- _EXERCISE BRIEF_
Select all lines in the records that include "episodes".

====== EXERCISE INPUTS ======

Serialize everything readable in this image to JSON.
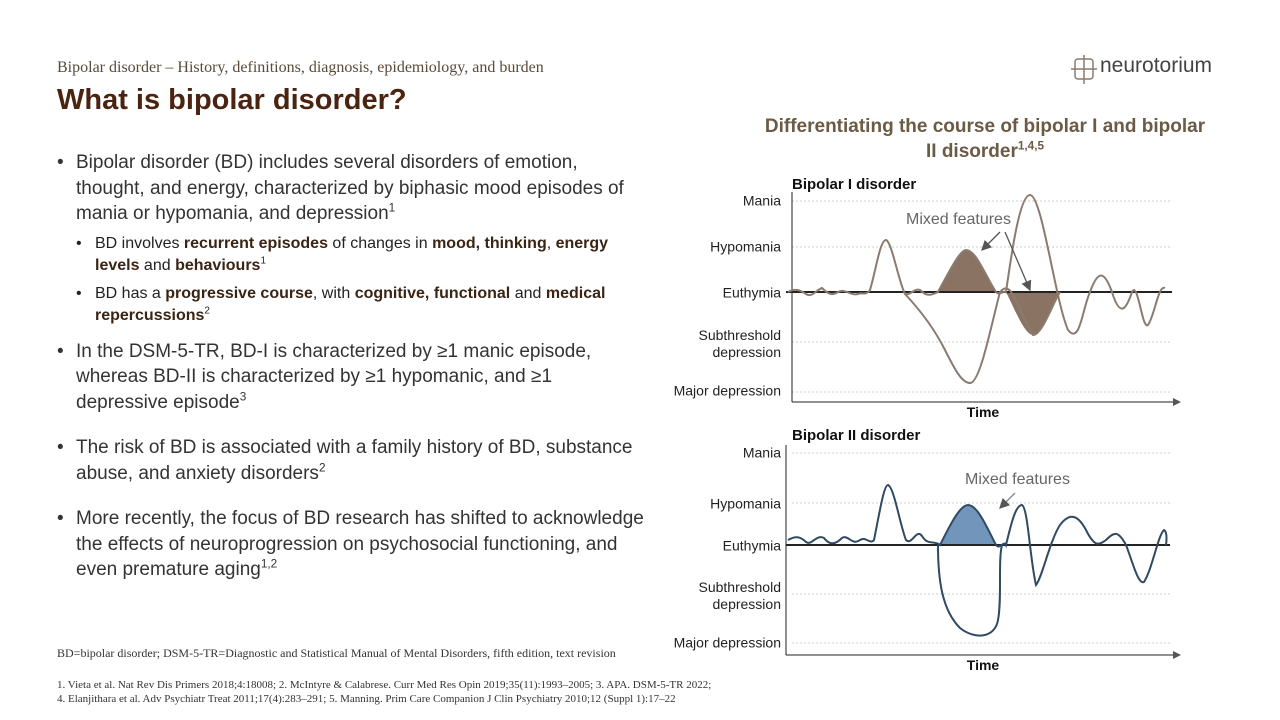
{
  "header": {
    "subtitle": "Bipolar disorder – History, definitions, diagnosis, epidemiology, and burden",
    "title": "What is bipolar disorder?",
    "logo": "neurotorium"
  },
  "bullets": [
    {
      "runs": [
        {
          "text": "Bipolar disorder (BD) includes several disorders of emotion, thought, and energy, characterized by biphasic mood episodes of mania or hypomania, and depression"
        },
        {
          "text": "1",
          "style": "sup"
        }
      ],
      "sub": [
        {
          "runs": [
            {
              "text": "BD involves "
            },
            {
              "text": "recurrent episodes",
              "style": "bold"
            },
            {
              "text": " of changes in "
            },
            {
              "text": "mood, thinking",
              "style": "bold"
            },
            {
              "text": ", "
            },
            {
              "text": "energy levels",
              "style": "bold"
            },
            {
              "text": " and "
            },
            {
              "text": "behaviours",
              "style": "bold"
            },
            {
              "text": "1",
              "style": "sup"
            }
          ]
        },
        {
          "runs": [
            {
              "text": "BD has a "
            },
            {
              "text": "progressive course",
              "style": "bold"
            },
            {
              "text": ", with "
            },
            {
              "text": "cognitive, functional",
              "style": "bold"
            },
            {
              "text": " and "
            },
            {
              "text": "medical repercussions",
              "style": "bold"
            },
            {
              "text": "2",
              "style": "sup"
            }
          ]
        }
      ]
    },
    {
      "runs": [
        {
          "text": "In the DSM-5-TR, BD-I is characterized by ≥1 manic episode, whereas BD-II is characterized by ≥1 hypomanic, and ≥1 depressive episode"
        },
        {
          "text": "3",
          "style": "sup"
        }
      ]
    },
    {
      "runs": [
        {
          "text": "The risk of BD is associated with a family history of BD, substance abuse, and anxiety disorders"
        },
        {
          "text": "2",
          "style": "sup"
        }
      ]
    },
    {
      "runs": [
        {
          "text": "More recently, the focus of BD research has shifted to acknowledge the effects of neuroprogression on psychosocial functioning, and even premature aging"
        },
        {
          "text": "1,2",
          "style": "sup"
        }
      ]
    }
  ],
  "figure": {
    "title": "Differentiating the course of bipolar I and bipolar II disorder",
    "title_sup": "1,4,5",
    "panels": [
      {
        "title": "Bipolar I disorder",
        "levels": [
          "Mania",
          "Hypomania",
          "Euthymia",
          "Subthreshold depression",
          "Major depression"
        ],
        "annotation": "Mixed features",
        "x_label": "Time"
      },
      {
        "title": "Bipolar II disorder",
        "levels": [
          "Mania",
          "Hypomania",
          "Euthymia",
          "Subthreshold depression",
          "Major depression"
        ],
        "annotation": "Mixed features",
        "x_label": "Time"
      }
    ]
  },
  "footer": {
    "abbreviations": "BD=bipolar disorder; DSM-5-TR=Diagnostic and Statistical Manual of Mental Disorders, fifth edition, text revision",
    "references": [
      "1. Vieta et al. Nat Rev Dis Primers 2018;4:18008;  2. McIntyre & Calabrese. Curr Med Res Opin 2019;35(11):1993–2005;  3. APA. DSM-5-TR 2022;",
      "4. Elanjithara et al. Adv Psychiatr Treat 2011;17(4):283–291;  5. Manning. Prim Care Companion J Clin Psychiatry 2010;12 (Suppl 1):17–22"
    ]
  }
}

======
====== EXERCISE INPUTS ======

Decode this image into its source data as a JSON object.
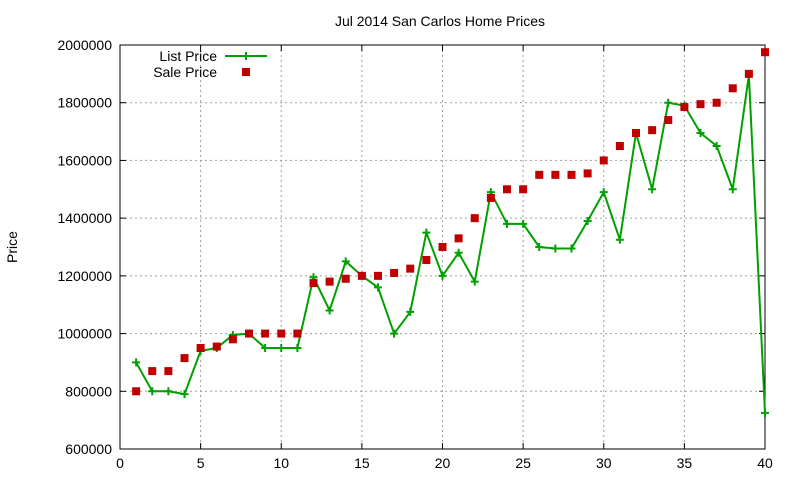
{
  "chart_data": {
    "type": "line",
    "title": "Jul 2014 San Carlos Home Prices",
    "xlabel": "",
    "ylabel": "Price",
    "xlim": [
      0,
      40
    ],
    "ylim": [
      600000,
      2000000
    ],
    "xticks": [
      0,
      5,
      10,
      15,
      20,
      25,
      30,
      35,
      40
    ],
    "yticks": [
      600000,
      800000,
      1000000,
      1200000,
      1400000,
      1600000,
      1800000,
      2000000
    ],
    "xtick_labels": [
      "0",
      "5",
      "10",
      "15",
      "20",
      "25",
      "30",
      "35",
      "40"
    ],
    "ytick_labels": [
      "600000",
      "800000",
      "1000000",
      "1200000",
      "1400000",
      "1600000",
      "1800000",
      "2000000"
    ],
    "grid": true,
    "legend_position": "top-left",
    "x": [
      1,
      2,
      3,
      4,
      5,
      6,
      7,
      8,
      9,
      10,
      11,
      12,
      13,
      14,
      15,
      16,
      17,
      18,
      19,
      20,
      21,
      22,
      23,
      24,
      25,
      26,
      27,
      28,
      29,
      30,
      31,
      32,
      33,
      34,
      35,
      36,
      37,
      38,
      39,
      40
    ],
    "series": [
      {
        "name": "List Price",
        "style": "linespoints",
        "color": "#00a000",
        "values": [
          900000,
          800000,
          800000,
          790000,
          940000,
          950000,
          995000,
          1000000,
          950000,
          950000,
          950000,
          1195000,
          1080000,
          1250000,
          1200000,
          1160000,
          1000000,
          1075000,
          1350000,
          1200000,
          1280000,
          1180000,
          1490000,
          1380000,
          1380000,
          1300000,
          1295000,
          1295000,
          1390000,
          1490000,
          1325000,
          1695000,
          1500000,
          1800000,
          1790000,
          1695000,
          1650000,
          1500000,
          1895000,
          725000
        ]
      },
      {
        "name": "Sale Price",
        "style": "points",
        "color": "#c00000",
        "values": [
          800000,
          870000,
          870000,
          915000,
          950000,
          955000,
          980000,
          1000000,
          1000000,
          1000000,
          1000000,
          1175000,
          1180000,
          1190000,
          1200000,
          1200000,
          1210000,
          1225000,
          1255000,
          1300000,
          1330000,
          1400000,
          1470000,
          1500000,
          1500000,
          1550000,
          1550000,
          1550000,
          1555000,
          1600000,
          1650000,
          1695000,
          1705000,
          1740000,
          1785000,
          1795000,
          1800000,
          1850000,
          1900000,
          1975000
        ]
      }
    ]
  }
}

======

- _WORKED ANSWER_
          "text": "Bipolar disorder (BD) includes several disorders of emotion, thought, and energy, characterized by biphasic mood episodes of mania or hypomania, and depression"
              "text": "recurrent episodes",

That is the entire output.